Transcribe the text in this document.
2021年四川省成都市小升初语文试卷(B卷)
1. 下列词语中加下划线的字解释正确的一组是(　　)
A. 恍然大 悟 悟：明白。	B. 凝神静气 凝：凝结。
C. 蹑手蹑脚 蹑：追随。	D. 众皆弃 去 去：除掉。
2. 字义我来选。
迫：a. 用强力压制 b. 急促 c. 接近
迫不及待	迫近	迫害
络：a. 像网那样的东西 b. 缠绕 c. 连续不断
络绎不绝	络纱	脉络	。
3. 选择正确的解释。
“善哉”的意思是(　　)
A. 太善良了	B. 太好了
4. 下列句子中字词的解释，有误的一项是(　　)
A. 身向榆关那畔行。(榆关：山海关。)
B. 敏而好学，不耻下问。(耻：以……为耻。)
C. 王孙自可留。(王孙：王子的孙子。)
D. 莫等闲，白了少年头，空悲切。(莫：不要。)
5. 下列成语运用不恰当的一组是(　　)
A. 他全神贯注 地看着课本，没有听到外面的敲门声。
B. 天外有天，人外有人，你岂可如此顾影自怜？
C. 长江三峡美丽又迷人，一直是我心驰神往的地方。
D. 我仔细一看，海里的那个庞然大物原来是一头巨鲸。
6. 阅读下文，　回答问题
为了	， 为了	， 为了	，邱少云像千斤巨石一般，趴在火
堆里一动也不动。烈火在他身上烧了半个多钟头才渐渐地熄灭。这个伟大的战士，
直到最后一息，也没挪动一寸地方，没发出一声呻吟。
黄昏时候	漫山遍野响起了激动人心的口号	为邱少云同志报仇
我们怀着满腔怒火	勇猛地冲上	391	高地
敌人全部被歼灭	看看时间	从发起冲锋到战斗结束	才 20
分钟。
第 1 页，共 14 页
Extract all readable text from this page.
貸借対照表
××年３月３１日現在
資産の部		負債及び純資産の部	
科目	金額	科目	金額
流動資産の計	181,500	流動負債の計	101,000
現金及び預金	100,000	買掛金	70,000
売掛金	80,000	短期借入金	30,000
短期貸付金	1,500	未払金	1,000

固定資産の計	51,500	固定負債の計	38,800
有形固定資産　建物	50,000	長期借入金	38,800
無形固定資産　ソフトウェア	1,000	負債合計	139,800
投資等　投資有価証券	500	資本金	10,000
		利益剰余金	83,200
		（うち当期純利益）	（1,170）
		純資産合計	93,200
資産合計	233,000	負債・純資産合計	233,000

.....

Description of the task: Scan the listing above. Gather each line that contains the word "text".

Written answer:
Transcribe the text in this document.
Extract all readable text from this page.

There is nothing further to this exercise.